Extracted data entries
>> Begin

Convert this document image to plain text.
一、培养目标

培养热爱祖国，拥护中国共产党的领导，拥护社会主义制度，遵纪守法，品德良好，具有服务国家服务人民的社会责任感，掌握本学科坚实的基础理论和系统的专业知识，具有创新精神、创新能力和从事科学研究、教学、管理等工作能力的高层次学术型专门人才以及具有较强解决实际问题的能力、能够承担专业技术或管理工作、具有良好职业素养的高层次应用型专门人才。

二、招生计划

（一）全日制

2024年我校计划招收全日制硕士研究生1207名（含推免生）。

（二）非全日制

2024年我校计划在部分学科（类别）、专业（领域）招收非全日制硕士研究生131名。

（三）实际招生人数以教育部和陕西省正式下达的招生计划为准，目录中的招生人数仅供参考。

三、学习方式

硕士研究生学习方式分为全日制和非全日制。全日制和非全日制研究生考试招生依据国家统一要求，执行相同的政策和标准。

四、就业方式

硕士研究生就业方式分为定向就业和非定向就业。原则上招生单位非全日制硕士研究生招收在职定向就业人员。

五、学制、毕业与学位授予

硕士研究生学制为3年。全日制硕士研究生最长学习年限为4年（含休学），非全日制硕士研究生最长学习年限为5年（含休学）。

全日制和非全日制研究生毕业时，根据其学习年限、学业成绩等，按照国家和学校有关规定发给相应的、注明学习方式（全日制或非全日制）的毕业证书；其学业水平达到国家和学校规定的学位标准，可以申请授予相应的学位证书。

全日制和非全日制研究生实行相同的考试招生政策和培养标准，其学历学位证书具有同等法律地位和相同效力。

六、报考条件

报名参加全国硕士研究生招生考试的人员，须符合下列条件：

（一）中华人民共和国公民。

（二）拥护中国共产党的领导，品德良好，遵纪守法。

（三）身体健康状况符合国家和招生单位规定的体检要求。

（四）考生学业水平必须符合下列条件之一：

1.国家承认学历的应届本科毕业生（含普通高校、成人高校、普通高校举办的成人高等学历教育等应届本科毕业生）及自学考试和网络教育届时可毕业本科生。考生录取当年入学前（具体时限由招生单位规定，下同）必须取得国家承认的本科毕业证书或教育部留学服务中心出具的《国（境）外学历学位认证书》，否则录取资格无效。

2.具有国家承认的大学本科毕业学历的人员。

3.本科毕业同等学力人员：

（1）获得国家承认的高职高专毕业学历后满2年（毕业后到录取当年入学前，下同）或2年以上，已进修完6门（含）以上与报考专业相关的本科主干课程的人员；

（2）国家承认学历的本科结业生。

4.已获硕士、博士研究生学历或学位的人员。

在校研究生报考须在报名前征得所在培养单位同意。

>> End

■ **Exercise prompt**: Make an exact copy of the material above.

■ **Exercise solution**:
Convert this document image to plain text.
一、培养目标

培养热爱祖国，拥护中国共产党的领导，拥护社会主义制度，遵纪守法，品德良好，具有服务国家服务人民的社会责任感，掌握本学科坚实的基础理论和系统的专业知识，具有创新精神、创新能力和从事科学研究、教学、管理等工作能力的高层次学术型专门人才以及具有较强解决实际问题的能力、能够承担专业技术或管理工作、具有良好职业素养的高层次应用型专门人才。

二、招生计划

（一）全日制

2024年我校计划招收全日制硕士研究生1207名（含推免生）。

（二）非全日制

2024年我校计划在部分学科（类别）、专业（领域）招收非全日制硕士研究生131名。

（三）实际招生人数以教育部和陕西省正式下达的招生计划为准，目录中的招生人数仅供参考。

三、学习方式

硕士研究生学习方式分为全日制和非全日制。全日制和非全日制研究生考试招生依据国家统一要求，执行相同的政策和标准。

四、就业方式

硕士研究生就业方式分为定向就业和非定向就业。原则上招生单位非全日制硕士研究生招收在职定向就业人员。

五、学制、毕业与学位授予

硕士研究生学制为3年。全日制硕士研究生最长学习年限为4年（含休学），非全日制硕士研究生最长学习年限为5年（含休学）。

全日制和非全日制研究生毕业时，根据其学习年限、学业成绩等，按照国家和学校有关规定发给相应的、注明学习方式（全日制或非全日制）的毕业证书；其学业水平达到国家和学校规定的学位标准，可以申请授予相应的学位证书。

全日制和非全日制研究生实行相同的考试招生政策和培养标准，其学历学位证书具有同等法律地位和相同效力。

六、报考条件

报名参加全国硕士研究生招生考试的人员，须符合下列条件：

（一）中华人民共和国公民。

（二）拥护中国共产党的领导，品德良好，遵纪守法。

（三）身体健康状况符合国家和招生单位规定的体检要求。

（四）考生学业水平必须符合下列条件之一：

1.国家承认学历的应届本科毕业生（含普通高校、成人高校、普通高校举办的成人高等学历教育等应届本科毕业生）及自学考试和网络教育届时可毕业本科生。考生录取当年入学前（具体时限由招生单位规定，下同）必须取得国家承认的本科毕业证书或教育部留学服务中心出具的《国（境）外学历学位认证书》，否则录取资格无效。

2.具有国家承认的大学本科毕业学历的人员。

3.本科毕业同等学力人员：

（1）获得国家承认的高职高专毕业学历后满2年（毕业后到录取当年入学前，下同）或2年以上，已进修完6门（含）以上与报考专业相关的本科主干课程的人员；

（2）国家承认学历的本科结业生。

4.已获硕士、博士研究生学历或学位的人员。

在校研究生报考须在报名前征得所在培养单位同意。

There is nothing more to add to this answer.